» AIM OF THE TASK: Retype the records below exactly as they appear.

» EXTRACTED INFORMATION:
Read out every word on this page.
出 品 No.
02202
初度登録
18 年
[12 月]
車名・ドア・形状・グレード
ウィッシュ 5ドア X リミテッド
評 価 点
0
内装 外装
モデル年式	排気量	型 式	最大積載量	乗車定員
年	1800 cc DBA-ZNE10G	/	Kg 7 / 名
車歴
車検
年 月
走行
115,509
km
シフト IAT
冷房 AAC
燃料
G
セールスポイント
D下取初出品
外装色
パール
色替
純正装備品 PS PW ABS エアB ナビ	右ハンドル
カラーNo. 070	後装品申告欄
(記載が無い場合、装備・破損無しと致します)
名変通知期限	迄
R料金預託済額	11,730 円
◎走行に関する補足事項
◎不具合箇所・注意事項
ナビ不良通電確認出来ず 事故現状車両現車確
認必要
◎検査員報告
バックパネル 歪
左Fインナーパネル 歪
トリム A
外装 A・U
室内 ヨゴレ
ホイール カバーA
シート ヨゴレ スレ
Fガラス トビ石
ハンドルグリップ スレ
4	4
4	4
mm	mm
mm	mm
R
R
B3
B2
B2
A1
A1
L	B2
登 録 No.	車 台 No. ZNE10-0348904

» THE REPLY:
Read out every word on this page.
出 品 No.
02202
初度登録
18 年
[12 月]
車名・ドア・形状・グレード
ウィッシュ 5ドア X リミテッド
評 価 点
0
内装 外装
モデル年式	排気量	型 式	最大積載量	乗車定員
年	1800 cc DBA-ZNE10G	/	Kg 7 / 名
車歴
車検
年 月
走行
115,509
km
シフト IAT
冷房 AAC
燃料
G
セールスポイント
D下取初出品
外装色
パール
色替
純正装備品 PS PW ABS エアB ナビ	右ハンドル
カラーNo. 070	後装品申告欄
(記載が無い場合、装備・破損無しと致します)
名変通知期限	迄
R料金預託済額	11,730 円
◎走行に関する補足事項
◎不具合箇所・注意事項
ナビ不良通電確認出来ず 事故現状車両現車確
認必要
◎検査員報告
バックパネル 歪
左Fインナーパネル 歪
トリム A
外装 A・U
室内 ヨゴレ
ホイール カバーA
シート ヨゴレ スレ
Fガラス トビ石
ハンドルグリップ スレ
4	4
4	4
mm	mm
mm	mm
R
R
B3
B2
B2
A1
A1
L	B2
登 録 No.	車 台 No. ZNE10-0348904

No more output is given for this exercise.